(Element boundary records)
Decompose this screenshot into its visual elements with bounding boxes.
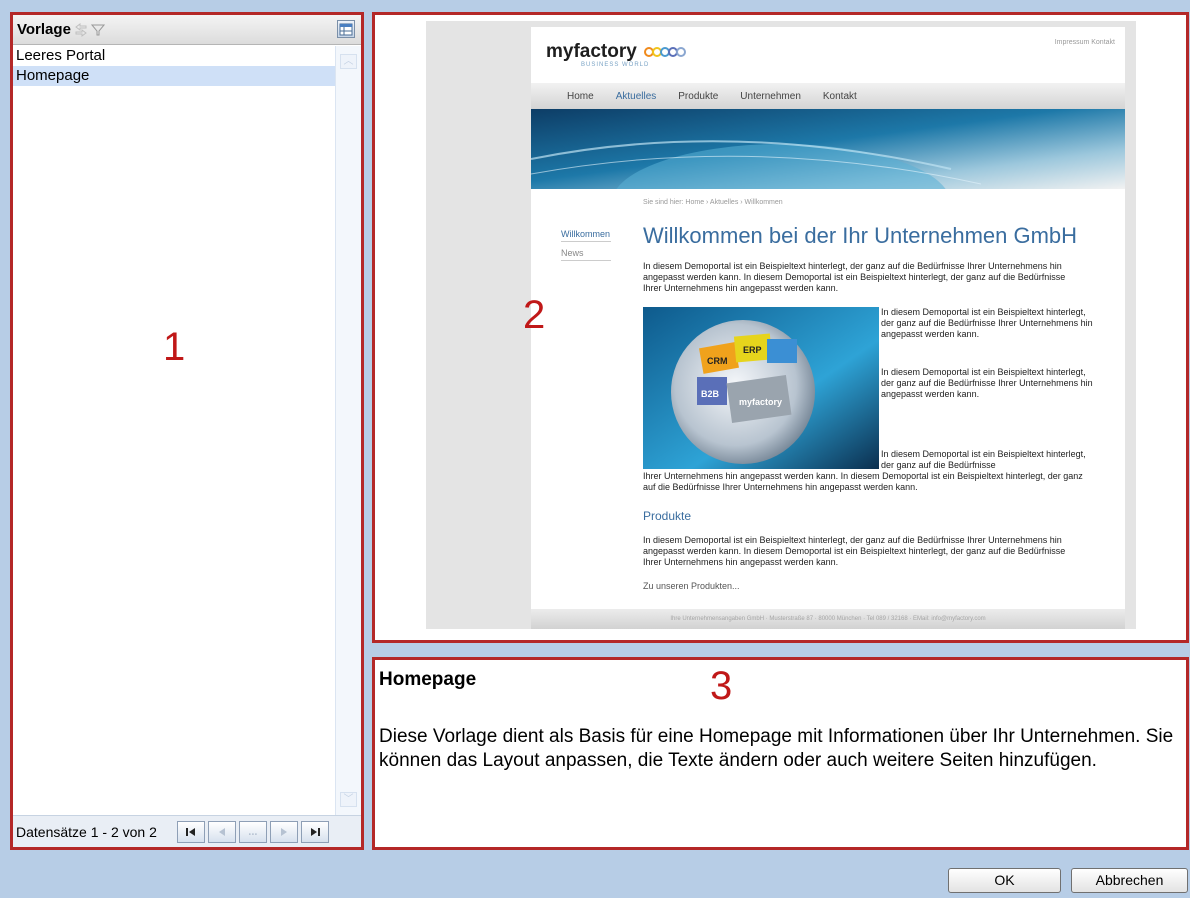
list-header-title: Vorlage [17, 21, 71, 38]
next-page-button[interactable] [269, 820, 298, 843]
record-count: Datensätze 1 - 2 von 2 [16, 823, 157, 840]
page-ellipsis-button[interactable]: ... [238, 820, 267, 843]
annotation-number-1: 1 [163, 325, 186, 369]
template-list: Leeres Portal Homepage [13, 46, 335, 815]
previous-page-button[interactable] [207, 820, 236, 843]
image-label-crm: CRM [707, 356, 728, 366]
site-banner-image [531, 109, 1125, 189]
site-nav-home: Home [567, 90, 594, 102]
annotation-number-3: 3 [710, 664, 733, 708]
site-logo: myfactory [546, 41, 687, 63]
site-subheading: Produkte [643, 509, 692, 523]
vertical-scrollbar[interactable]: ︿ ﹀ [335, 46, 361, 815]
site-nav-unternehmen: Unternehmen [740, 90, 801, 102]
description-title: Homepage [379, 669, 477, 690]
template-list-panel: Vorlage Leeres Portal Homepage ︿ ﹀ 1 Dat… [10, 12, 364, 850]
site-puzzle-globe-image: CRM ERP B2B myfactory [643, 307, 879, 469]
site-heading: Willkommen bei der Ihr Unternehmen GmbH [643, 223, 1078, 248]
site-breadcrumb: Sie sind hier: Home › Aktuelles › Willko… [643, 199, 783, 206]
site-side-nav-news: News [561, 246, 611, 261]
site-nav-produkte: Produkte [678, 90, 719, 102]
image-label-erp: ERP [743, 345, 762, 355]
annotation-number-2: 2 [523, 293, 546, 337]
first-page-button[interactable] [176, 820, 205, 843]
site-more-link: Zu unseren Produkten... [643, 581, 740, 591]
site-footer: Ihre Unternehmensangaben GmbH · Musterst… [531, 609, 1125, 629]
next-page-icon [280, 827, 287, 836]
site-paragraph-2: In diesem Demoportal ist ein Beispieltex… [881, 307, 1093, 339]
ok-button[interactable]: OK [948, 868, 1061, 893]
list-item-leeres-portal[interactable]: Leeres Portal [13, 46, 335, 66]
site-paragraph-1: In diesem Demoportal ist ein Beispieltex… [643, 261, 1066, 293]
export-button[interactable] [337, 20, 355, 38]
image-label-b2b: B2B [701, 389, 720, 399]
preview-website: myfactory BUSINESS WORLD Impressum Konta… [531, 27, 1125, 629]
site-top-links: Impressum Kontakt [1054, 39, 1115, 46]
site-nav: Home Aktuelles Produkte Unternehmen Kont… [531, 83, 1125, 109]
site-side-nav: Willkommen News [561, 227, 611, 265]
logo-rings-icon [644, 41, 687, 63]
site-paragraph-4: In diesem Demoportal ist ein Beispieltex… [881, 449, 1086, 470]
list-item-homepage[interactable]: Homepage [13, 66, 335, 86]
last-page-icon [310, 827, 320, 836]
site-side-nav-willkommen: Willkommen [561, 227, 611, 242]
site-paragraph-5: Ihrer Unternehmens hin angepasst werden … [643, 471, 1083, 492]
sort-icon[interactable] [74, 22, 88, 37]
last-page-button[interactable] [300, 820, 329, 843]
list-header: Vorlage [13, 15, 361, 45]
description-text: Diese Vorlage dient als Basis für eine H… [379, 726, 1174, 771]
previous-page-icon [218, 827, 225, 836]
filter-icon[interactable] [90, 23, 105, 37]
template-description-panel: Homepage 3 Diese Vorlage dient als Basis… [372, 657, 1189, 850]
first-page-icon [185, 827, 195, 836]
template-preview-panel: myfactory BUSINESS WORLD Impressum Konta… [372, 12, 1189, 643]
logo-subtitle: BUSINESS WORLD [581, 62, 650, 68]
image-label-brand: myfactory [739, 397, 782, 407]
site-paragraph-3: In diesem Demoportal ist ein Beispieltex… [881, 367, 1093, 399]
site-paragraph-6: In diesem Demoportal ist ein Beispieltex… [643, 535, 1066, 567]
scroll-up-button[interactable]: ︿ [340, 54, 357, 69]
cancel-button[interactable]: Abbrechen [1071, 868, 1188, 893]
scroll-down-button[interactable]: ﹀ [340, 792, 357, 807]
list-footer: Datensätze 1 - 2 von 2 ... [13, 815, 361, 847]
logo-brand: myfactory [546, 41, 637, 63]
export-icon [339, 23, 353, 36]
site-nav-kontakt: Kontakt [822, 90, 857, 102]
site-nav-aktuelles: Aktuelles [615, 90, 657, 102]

--

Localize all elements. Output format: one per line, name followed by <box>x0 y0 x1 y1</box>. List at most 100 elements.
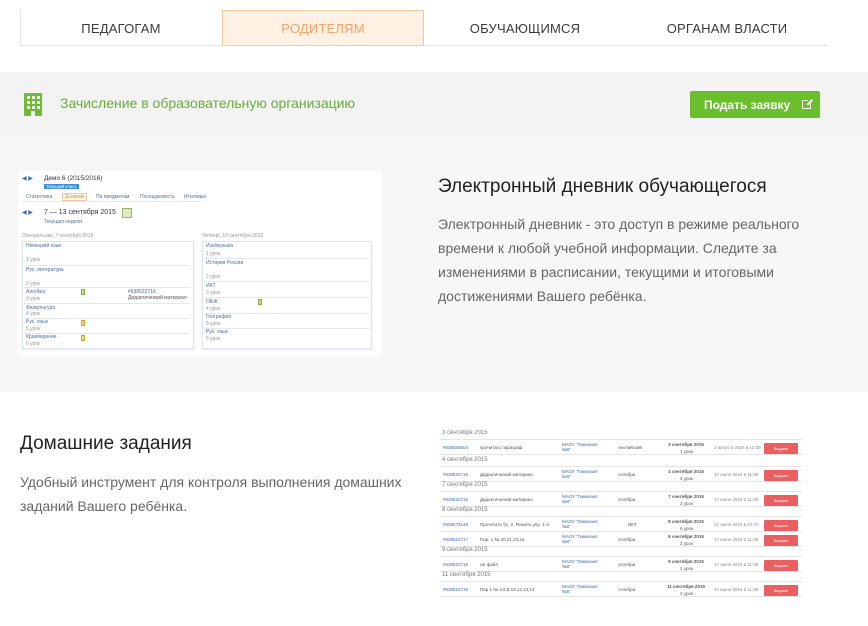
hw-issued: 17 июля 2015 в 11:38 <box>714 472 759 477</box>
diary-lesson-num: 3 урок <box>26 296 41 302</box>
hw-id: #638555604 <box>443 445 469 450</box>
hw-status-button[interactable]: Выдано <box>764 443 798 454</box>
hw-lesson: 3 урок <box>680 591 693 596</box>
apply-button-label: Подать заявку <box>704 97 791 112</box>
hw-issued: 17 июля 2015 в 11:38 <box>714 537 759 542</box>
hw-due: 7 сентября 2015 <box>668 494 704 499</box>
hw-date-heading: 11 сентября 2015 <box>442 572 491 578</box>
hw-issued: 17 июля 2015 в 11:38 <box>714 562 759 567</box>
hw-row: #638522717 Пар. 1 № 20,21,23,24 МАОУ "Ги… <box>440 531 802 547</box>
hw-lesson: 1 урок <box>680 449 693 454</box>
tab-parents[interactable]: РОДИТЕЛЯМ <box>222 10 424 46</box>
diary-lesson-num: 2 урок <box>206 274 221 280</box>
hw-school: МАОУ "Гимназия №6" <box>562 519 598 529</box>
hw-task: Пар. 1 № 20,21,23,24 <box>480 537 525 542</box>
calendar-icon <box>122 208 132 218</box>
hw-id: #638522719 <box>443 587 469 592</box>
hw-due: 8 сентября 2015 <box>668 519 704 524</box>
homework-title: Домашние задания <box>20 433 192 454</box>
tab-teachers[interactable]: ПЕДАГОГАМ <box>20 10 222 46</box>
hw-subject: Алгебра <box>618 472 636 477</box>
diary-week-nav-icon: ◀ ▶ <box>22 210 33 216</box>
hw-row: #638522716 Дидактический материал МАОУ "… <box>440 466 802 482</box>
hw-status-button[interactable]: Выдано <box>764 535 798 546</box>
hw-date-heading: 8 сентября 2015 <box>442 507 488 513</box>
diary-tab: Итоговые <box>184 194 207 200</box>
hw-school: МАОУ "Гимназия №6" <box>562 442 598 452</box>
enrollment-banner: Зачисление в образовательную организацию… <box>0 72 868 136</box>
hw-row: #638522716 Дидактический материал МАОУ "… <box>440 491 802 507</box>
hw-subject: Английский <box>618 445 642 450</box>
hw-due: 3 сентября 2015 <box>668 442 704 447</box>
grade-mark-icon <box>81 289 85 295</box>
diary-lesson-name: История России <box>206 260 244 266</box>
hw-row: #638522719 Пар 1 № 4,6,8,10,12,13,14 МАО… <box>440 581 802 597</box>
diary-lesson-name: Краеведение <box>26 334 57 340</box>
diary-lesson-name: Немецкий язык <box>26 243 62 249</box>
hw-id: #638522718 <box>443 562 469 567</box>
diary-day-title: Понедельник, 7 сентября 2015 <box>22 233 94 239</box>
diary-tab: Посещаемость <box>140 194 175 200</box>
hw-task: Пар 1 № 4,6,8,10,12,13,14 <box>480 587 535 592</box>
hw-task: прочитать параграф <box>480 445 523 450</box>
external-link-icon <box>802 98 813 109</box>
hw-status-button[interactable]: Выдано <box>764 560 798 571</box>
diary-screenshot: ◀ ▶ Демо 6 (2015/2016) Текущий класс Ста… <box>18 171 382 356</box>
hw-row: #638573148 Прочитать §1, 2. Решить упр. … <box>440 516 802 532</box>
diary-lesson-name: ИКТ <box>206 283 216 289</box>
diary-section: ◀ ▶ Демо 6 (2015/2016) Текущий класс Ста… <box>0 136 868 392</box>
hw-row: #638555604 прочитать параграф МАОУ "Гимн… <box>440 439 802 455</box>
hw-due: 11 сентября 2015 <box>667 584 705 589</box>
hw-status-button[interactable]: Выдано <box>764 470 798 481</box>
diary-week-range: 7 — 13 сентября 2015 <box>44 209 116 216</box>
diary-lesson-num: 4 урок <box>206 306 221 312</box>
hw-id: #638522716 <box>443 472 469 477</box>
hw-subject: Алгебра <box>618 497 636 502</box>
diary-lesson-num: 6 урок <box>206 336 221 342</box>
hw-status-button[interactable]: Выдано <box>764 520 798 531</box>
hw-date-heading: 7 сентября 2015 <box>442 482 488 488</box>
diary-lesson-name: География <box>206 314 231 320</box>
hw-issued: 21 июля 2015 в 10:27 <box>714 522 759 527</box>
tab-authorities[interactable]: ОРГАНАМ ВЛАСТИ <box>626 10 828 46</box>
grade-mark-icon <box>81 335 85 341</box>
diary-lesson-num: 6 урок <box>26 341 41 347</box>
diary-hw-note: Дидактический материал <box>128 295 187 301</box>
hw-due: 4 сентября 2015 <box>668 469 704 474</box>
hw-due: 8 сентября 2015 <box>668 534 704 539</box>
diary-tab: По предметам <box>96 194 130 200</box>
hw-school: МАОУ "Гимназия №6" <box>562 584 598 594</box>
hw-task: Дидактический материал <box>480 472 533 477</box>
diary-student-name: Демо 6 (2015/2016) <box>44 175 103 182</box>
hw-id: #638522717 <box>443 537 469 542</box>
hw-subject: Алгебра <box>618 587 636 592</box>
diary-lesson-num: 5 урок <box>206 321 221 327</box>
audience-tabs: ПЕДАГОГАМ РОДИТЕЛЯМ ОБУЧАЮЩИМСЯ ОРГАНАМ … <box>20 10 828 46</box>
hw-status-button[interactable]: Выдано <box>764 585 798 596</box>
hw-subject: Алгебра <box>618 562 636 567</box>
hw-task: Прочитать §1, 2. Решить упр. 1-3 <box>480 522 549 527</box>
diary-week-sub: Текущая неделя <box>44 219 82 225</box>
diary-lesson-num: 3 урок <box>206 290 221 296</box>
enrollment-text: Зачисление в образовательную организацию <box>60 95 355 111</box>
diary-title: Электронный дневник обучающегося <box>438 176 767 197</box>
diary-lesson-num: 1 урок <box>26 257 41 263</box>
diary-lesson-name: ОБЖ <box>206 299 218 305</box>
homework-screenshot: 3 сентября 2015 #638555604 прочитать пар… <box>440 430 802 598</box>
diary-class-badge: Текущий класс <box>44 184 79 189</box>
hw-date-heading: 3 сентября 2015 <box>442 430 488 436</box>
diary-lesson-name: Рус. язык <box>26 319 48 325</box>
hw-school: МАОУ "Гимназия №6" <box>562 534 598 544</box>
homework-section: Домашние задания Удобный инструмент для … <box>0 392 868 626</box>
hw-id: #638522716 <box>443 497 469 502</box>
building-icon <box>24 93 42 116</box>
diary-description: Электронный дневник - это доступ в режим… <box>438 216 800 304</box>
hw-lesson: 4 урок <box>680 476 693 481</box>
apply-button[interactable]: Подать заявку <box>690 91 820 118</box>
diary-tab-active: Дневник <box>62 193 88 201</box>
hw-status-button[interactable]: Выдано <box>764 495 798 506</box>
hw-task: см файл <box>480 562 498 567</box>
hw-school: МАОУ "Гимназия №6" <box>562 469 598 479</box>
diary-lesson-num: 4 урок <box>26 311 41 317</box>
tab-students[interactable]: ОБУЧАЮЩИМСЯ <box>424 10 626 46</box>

→ REQUIRED TASK
Lay out the lines of the records from the one containing "list-header-title: Vorlage [17, 21, 71, 38]" through the one containing "image-label-erp: ERP [743, 345, 762, 355]", inclusive, as a Markdown table with columns headed Row and Line. Number each line in Row and leave out any blank lines.

→ TASK OUTPUT
| Row | Line |
|---|---|
| 1 | list-header-title: Vorlage [17, 21, 71, 38] |
| 2 | next-page-button[interactable] [269, 820, 298, 843] |
| 3 | record-count: Datensätze 1 - 2 von 2 [16, 823, 157, 840] |
| 4 | page-ellipsis-button[interactable]: ... [238, 820, 267, 843] |
| 5 | annotation-number-1: 1 [163, 325, 186, 369] |
| 6 | template-list: Leeres Portal Homepage [13, 46, 335, 815] |
| 7 | previous-page-button[interactable] [207, 820, 236, 843] |
| 8 | image-label-crm: CRM [707, 356, 728, 366] |
| 9 | site-banner-image [531, 109, 1125, 189] |
| 10 | site-nav-home: Home [567, 90, 594, 102] |
| 11 | annotation-number-3: 3 [710, 664, 733, 708] |
| 12 | site-logo: myfactory [546, 41, 687, 63] |
| 13 | site-subheading: Produkte [643, 509, 692, 523] |
| 14 | vertical-scrollbar[interactable]: ︿ ﹀ [335, 46, 361, 815] |
| 15 | site-nav-unternehmen: Unternehmen [740, 90, 801, 102] |
| 16 | description-title: Homepage [379, 669, 477, 690] |
| 17 | template-list-panel: Vorlage Leeres Portal Homepage ︿ ﹀ 1 Dat… [10, 12, 364, 850] |
| 18 | site-puzzle-globe-image: CRM ERP B2B myfactory [643, 307, 879, 469] |
| 19 | site-heading: Willkommen bei der Ihr Unternehmen GmbH [643, 223, 1078, 248] |
| 20 | site-breadcrumb: Sie sind hier: Home › Aktuelles › Willko… [643, 199, 783, 206] |
| 21 | site-side-nav-news: News [561, 246, 611, 261] |
| 22 | site-nav-produkte: Produkte [678, 90, 719, 102] |
| 23 | image-label-erp: ERP [743, 345, 762, 355] |